### What you are asked to do
Repeat each entry as written, dropping any picture you find.

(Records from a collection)
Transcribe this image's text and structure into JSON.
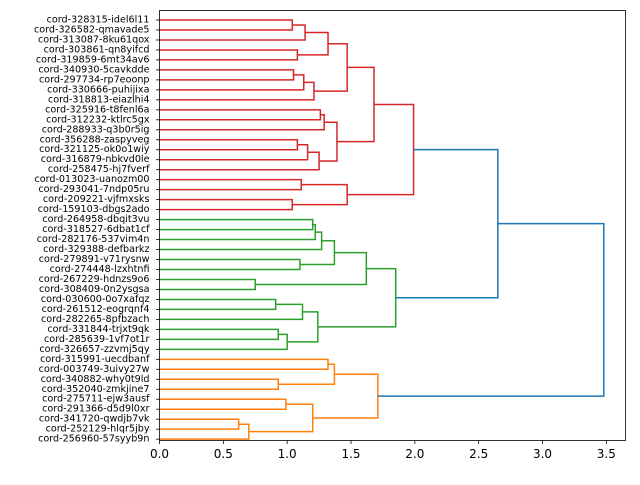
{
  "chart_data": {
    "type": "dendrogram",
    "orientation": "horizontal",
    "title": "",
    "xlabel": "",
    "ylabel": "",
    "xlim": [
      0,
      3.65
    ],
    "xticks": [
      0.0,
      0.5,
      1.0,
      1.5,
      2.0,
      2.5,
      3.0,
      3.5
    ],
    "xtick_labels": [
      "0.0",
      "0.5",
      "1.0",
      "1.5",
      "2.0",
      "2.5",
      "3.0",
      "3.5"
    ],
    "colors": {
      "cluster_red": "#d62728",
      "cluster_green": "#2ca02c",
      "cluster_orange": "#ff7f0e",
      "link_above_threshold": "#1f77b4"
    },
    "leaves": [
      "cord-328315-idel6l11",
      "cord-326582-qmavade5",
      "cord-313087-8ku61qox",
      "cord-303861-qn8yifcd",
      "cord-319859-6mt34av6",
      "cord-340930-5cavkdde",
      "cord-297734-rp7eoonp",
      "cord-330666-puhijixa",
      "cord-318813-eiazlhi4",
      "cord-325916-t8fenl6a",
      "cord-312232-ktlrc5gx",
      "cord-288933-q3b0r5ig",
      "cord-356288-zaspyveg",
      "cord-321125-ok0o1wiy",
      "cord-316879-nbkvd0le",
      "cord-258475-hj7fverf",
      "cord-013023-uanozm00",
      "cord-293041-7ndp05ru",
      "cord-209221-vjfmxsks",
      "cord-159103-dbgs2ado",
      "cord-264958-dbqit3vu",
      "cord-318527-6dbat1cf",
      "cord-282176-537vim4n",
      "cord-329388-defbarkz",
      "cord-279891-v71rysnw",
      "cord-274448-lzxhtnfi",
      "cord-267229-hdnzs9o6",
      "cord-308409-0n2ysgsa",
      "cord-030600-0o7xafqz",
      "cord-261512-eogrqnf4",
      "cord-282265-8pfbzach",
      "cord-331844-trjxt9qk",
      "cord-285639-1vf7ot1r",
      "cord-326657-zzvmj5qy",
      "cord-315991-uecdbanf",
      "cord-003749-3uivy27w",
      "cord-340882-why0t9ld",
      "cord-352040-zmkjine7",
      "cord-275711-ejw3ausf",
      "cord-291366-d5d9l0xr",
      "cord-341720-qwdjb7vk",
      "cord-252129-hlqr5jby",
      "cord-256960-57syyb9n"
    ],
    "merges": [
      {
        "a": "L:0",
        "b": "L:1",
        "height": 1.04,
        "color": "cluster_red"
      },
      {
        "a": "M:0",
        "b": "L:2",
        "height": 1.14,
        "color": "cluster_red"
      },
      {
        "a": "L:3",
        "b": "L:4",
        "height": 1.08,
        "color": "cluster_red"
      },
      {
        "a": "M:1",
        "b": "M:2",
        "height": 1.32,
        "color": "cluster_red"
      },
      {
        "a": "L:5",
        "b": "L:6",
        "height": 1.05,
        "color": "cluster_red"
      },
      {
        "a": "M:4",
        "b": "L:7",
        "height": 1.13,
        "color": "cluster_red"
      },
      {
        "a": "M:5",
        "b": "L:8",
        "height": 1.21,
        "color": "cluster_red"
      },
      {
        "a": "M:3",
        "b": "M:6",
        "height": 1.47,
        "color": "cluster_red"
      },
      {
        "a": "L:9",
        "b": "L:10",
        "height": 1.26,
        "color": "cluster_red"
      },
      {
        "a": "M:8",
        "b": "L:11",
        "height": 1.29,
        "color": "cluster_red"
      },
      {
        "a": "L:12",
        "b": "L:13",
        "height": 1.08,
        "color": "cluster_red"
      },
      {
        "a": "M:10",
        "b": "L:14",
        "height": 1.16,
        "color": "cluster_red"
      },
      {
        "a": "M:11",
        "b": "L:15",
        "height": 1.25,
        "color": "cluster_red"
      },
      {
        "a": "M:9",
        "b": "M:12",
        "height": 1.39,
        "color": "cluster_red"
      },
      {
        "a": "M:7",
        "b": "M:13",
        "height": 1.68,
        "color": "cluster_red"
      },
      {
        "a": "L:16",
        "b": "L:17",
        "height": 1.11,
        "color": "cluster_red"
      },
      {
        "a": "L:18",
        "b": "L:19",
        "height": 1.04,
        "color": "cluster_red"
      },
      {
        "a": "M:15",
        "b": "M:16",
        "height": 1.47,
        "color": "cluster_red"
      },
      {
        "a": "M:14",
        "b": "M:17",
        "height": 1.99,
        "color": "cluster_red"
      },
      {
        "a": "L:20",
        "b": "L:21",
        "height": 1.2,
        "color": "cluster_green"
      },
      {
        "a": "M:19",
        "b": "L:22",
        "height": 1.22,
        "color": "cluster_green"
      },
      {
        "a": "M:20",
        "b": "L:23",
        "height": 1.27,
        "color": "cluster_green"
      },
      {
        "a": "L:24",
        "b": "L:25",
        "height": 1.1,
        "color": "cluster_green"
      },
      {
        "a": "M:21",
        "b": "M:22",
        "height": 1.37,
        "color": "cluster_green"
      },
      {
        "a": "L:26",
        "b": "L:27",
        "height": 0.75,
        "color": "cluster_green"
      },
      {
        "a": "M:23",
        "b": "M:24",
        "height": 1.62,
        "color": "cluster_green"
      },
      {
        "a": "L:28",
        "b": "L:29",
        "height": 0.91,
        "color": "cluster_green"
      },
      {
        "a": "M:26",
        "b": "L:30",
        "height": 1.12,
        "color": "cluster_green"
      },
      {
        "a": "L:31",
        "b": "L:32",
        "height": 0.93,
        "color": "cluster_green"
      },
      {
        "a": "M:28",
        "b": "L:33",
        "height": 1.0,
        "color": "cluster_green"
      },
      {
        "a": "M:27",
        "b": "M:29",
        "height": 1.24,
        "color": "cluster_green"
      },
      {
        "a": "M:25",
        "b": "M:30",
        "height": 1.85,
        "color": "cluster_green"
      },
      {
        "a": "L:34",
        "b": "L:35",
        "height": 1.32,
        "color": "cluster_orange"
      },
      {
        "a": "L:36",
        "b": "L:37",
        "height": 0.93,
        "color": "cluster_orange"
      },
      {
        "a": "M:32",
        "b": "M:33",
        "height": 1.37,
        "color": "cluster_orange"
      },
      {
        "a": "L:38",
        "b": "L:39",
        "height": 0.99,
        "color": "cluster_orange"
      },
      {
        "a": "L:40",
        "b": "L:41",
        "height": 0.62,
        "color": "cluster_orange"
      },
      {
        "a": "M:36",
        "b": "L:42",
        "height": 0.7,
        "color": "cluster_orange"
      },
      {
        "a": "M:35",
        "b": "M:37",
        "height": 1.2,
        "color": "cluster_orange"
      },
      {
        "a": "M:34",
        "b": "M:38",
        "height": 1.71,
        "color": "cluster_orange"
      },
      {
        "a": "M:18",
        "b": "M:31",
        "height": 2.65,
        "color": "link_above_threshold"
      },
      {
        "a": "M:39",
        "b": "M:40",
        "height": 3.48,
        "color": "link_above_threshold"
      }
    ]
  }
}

### Correct answer
Transcribe this image's text and structure into JSON.
{
  "chart_data": {
    "type": "dendrogram",
    "orientation": "horizontal",
    "title": "",
    "xlabel": "",
    "ylabel": "",
    "xlim": [
      0,
      3.65
    ],
    "xticks": [
      0.0,
      0.5,
      1.0,
      1.5,
      2.0,
      2.5,
      3.0,
      3.5
    ],
    "xtick_labels": [
      "0.0",
      "0.5",
      "1.0",
      "1.5",
      "2.0",
      "2.5",
      "3.0",
      "3.5"
    ],
    "colors": {
      "cluster_red": "#d62728",
      "cluster_green": "#2ca02c",
      "cluster_orange": "#ff7f0e",
      "link_above_threshold": "#1f77b4"
    },
    "leaves": [
      "cord-328315-idel6l11",
      "cord-326582-qmavade5",
      "cord-313087-8ku61qox",
      "cord-303861-qn8yifcd",
      "cord-319859-6mt34av6",
      "cord-340930-5cavkdde",
      "cord-297734-rp7eoonp",
      "cord-330666-puhijixa",
      "cord-318813-eiazlhi4",
      "cord-325916-t8fenl6a",
      "cord-312232-ktlrc5gx",
      "cord-288933-q3b0r5ig",
      "cord-356288-zaspyveg",
      "cord-321125-ok0o1wiy",
      "cord-316879-nbkvd0le",
      "cord-258475-hj7fverf",
      "cord-013023-uanozm00",
      "cord-293041-7ndp05ru",
      "cord-209221-vjfmxsks",
      "cord-159103-dbgs2ado",
      "cord-264958-dbqit3vu",
      "cord-318527-6dbat1cf",
      "cord-282176-537vim4n",
      "cord-329388-defbarkz",
      "cord-279891-v71rysnw",
      "cord-274448-lzxhtnfi",
      "cord-267229-hdnzs9o6",
      "cord-308409-0n2ysgsa",
      "cord-030600-0o7xafqz",
      "cord-261512-eogrqnf4",
      "cord-282265-8pfbzach",
      "cord-331844-trjxt9qk",
      "cord-285639-1vf7ot1r",
      "cord-326657-zzvmj5qy",
      "cord-315991-uecdbanf",
      "cord-003749-3uivy27w",
      "cord-340882-why0t9ld",
      "cord-352040-zmkjine7",
      "cord-275711-ejw3ausf",
      "cord-291366-d5d9l0xr",
      "cord-341720-qwdjb7vk",
      "cord-252129-hlqr5jby",
      "cord-256960-57syyb9n"
    ],
    "merges": [
      {
        "a": "L:0",
        "b": "L:1",
        "height": 1.04,
        "color": "cluster_red"
      },
      {
        "a": "M:0",
        "b": "L:2",
        "height": 1.14,
        "color": "cluster_red"
      },
      {
        "a": "L:3",
        "b": "L:4",
        "height": 1.08,
        "color": "cluster_red"
      },
      {
        "a": "M:1",
        "b": "M:2",
        "height": 1.32,
        "color": "cluster_red"
      },
      {
        "a": "L:5",
        "b": "L:6",
        "height": 1.05,
        "color": "cluster_red"
      },
      {
        "a": "M:4",
        "b": "L:7",
        "height": 1.13,
        "color": "cluster_red"
      },
      {
        "a": "M:5",
        "b": "L:8",
        "height": 1.21,
        "color": "cluster_red"
      },
      {
        "a": "M:3",
        "b": "M:6",
        "height": 1.47,
        "color": "cluster_red"
      },
      {
        "a": "L:9",
        "b": "L:10",
        "height": 1.26,
        "color": "cluster_red"
      },
      {
        "a": "M:8",
        "b": "L:11",
        "height": 1.29,
        "color": "cluster_red"
      },
      {
        "a": "L:12",
        "b": "L:13",
        "height": 1.08,
        "color": "cluster_red"
      },
      {
        "a": "M:10",
        "b": "L:14",
        "height": 1.16,
        "color": "cluster_red"
      },
      {
        "a": "M:11",
        "b": "L:15",
        "height": 1.25,
        "color": "cluster_red"
      },
      {
        "a": "M:9",
        "b": "M:12",
        "height": 1.39,
        "color": "cluster_red"
      },
      {
        "a": "M:7",
        "b": "M:13",
        "height": 1.68,
        "color": "cluster_red"
      },
      {
        "a": "L:16",
        "b": "L:17",
        "height": 1.11,
        "color": "cluster_red"
      },
      {
        "a": "L:18",
        "b": "L:19",
        "height": 1.04,
        "color": "cluster_red"
      },
      {
        "a": "M:15",
        "b": "M:16",
        "height": 1.47,
        "color": "cluster_red"
      },
      {
        "a": "M:14",
        "b": "M:17",
        "height": 1.99,
        "color": "cluster_red"
      },
      {
        "a": "L:20",
        "b": "L:21",
        "height": 1.2,
        "color": "cluster_green"
      },
      {
        "a": "M:19",
        "b": "L:22",
        "height": 1.22,
        "color": "cluster_green"
      },
      {
        "a": "M:20",
        "b": "L:23",
        "height": 1.27,
        "color": "cluster_green"
      },
      {
        "a": "L:24",
        "b": "L:25",
        "height": 1.1,
        "color": "cluster_green"
      },
      {
        "a": "M:21",
        "b": "M:22",
        "height": 1.37,
        "color": "cluster_green"
      },
      {
        "a": "L:26",
        "b": "L:27",
        "height": 0.75,
        "color": "cluster_green"
      },
      {
        "a": "M:23",
        "b": "M:24",
        "height": 1.62,
        "color": "cluster_green"
      },
      {
        "a": "L:28",
        "b": "L:29",
        "height": 0.91,
        "color": "cluster_green"
      },
      {
        "a": "M:26",
        "b": "L:30",
        "height": 1.12,
        "color": "cluster_green"
      },
      {
        "a": "L:31",
        "b": "L:32",
        "height": 0.93,
        "color": "cluster_green"
      },
      {
        "a": "M:28",
        "b": "L:33",
        "height": 1.0,
        "color": "cluster_green"
      },
      {
        "a": "M:27",
        "b": "M:29",
        "height": 1.24,
        "color": "cluster_green"
      },
      {
        "a": "M:25",
        "b": "M:30",
        "height": 1.85,
        "color": "cluster_green"
      },
      {
        "a": "L:34",
        "b": "L:35",
        "height": 1.32,
        "color": "cluster_orange"
      },
      {
        "a": "L:36",
        "b": "L:37",
        "height": 0.93,
        "color": "cluster_orange"
      },
      {
        "a": "M:32",
        "b": "M:33",
        "height": 1.37,
        "color": "cluster_orange"
      },
      {
        "a": "L:38",
        "b": "L:39",
        "height": 0.99,
        "color": "cluster_orange"
      },
      {
        "a": "L:40",
        "b": "L:41",
        "height": 0.62,
        "color": "cluster_orange"
      },
      {
        "a": "M:36",
        "b": "L:42",
        "height": 0.7,
        "color": "cluster_orange"
      },
      {
        "a": "M:35",
        "b": "M:37",
        "height": 1.2,
        "color": "cluster_orange"
      },
      {
        "a": "M:34",
        "b": "M:38",
        "height": 1.71,
        "color": "cluster_orange"
      },
      {
        "a": "M:18",
        "b": "M:31",
        "height": 2.65,
        "color": "link_above_threshold"
      },
      {
        "a": "M:39",
        "b": "M:40",
        "height": 3.48,
        "color": "link_above_threshold"
      }
    ]
  }
}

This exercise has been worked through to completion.